+++ Information provided +++
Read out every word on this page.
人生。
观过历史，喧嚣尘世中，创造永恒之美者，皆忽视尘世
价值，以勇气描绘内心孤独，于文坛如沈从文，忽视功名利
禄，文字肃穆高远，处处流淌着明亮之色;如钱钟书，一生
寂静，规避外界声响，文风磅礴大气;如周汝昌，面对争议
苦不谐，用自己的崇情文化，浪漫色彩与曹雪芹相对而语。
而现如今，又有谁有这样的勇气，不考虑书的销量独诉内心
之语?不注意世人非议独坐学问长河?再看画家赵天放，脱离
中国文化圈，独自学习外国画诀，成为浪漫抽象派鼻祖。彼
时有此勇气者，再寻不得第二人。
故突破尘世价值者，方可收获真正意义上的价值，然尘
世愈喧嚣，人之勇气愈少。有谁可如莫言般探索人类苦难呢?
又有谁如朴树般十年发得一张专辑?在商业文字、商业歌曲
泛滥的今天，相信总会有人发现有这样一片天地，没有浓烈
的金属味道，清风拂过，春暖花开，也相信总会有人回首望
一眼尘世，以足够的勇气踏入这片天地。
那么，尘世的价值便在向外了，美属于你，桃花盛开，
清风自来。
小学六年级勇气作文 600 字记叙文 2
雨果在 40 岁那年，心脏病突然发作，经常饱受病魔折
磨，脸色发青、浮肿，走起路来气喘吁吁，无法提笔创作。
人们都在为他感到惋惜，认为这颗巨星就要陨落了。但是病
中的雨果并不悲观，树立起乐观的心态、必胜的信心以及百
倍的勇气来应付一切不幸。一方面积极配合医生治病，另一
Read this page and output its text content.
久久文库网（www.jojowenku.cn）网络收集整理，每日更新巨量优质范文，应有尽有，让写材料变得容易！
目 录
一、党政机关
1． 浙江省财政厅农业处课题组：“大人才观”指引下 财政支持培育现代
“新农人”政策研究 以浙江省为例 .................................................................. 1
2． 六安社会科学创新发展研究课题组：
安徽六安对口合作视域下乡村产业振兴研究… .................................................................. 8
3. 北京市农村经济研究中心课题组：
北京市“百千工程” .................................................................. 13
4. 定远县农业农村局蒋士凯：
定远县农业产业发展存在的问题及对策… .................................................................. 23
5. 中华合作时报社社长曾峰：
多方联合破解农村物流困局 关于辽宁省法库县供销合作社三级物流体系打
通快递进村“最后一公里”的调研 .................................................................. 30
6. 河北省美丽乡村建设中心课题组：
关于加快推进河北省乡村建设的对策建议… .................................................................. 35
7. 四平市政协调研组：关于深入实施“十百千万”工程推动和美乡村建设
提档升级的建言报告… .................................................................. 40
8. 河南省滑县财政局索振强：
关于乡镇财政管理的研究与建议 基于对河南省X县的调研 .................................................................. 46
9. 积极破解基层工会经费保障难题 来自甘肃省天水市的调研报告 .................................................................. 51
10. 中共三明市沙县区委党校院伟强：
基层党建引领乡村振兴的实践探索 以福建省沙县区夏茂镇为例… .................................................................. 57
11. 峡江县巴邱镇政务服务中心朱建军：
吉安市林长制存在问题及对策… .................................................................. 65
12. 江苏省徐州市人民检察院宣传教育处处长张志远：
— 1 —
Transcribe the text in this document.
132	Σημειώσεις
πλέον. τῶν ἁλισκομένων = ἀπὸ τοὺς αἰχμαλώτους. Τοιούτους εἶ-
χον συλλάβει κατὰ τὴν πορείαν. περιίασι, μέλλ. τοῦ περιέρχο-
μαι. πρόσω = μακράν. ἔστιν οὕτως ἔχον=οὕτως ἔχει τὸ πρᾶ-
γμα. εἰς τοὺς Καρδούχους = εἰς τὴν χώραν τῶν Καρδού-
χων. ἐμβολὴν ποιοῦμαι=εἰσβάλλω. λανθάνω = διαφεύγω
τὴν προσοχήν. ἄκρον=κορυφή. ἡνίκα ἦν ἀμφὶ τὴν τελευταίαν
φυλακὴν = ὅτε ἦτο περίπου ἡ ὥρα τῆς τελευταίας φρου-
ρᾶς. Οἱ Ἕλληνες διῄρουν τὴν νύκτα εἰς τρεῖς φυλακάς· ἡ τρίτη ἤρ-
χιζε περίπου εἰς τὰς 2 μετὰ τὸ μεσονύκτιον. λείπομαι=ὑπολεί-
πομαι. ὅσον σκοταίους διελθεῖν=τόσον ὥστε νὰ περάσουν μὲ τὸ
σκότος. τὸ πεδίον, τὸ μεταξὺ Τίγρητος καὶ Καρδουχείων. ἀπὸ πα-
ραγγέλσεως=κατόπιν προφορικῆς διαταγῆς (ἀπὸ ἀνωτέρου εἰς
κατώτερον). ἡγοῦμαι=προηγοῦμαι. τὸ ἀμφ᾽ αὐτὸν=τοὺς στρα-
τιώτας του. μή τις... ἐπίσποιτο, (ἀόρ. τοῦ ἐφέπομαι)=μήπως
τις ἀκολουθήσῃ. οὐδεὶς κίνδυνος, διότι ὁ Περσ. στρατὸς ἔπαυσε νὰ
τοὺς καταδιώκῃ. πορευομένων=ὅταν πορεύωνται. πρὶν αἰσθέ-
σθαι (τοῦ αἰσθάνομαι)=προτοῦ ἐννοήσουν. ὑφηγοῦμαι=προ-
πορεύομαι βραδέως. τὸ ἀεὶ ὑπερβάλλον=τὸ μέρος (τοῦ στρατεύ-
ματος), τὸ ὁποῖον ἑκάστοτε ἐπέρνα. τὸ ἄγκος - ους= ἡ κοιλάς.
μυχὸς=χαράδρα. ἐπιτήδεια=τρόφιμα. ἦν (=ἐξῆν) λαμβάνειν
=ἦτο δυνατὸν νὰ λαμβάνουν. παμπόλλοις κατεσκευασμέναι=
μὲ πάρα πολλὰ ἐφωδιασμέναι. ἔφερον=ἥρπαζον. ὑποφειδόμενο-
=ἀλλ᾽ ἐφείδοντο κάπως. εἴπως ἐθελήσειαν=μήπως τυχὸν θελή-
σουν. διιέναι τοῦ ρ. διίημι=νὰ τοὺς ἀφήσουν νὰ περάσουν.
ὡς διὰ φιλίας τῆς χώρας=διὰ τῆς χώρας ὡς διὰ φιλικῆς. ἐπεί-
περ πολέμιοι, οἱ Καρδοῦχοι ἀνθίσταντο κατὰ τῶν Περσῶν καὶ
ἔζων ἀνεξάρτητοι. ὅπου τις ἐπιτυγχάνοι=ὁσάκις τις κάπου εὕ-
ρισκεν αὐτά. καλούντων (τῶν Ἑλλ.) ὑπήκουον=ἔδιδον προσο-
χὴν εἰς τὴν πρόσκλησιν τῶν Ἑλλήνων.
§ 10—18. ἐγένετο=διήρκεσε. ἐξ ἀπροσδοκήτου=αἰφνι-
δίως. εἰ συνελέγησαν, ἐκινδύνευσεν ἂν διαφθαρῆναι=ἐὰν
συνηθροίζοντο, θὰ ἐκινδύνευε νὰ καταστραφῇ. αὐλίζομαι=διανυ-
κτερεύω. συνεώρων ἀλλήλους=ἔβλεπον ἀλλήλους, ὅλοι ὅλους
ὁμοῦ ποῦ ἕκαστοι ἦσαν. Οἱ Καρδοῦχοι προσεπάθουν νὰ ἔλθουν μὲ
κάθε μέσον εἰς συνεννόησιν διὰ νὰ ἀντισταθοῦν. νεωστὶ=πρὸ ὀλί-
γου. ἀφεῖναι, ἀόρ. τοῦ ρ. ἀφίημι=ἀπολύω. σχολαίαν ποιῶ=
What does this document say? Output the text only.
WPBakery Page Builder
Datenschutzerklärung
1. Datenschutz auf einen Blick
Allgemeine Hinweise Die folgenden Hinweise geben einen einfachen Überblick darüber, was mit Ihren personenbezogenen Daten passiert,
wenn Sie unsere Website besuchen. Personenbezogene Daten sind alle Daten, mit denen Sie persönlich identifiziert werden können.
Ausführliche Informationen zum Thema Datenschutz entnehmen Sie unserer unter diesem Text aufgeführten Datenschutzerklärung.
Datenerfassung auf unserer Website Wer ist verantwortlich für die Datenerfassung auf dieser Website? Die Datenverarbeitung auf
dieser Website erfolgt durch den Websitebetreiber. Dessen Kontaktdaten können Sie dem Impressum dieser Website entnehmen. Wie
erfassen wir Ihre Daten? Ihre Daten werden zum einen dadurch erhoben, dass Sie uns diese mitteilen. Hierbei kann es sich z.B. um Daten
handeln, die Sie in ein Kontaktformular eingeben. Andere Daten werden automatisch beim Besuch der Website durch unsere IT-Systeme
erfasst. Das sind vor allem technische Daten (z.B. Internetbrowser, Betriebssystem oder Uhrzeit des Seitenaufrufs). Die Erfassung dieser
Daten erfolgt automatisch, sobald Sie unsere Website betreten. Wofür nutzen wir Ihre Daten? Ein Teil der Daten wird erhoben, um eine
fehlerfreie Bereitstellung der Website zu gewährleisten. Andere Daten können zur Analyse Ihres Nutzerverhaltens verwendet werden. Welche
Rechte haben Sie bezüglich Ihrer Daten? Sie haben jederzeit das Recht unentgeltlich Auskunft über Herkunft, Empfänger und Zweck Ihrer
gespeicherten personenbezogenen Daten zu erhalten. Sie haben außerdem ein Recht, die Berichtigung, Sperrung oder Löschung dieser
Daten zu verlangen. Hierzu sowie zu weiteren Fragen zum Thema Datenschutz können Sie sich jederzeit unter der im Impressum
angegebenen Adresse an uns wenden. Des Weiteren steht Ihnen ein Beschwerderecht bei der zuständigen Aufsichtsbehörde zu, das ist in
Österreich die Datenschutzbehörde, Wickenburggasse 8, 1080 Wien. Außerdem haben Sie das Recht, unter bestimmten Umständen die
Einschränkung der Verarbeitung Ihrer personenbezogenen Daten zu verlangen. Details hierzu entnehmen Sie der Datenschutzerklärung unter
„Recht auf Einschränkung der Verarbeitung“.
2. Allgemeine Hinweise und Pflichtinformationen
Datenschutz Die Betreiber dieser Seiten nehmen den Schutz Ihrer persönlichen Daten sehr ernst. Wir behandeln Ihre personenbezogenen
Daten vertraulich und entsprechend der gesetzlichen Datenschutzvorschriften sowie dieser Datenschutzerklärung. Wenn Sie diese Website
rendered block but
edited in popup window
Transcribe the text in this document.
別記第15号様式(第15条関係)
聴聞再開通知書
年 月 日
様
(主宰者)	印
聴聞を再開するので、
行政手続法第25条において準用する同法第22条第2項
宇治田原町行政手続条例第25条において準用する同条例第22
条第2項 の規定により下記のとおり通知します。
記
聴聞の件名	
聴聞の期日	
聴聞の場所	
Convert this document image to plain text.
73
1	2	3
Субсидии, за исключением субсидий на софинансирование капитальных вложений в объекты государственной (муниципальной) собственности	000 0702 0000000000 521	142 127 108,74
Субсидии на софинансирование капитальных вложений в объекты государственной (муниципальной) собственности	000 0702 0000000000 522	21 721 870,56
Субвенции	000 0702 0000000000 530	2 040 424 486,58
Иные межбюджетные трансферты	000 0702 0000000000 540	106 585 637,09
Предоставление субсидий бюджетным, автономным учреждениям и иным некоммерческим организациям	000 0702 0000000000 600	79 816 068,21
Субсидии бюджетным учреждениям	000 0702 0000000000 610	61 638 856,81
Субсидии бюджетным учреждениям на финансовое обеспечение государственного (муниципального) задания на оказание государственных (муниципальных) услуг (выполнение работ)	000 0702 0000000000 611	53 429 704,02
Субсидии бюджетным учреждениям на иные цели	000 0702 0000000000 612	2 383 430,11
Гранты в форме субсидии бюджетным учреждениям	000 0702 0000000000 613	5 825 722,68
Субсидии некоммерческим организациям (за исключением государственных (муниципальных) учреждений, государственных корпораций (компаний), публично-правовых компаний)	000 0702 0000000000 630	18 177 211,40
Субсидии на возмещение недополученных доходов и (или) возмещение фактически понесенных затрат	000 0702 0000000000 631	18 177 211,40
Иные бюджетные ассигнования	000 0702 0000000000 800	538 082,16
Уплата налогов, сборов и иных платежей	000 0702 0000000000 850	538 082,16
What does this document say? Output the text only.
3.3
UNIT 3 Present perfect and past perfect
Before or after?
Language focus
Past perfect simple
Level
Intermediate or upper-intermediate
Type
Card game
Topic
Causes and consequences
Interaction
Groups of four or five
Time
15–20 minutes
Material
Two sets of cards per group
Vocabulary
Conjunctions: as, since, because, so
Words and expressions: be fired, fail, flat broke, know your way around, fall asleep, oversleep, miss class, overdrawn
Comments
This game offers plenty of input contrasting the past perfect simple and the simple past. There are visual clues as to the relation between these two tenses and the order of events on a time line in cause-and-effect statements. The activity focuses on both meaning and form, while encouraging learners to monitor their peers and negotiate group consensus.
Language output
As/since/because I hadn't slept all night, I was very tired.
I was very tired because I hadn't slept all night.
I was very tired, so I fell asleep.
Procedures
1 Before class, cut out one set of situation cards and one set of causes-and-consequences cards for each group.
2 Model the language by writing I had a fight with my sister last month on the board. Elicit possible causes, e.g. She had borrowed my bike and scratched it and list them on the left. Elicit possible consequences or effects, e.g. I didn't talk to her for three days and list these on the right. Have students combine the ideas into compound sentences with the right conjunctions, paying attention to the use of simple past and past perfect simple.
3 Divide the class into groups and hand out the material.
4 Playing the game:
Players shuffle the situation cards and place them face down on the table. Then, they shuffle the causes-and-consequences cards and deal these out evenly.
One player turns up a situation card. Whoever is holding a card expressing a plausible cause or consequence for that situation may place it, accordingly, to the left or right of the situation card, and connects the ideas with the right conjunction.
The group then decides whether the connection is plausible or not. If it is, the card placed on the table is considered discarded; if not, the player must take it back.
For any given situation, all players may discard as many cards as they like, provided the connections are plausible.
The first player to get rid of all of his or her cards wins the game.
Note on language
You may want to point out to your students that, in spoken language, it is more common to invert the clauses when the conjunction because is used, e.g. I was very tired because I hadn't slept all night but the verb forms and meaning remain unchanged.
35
+++
To be done:
In the entries above, find the lines containing the word "werden" and say how many there are, with no other words.

Solution for this problem:
4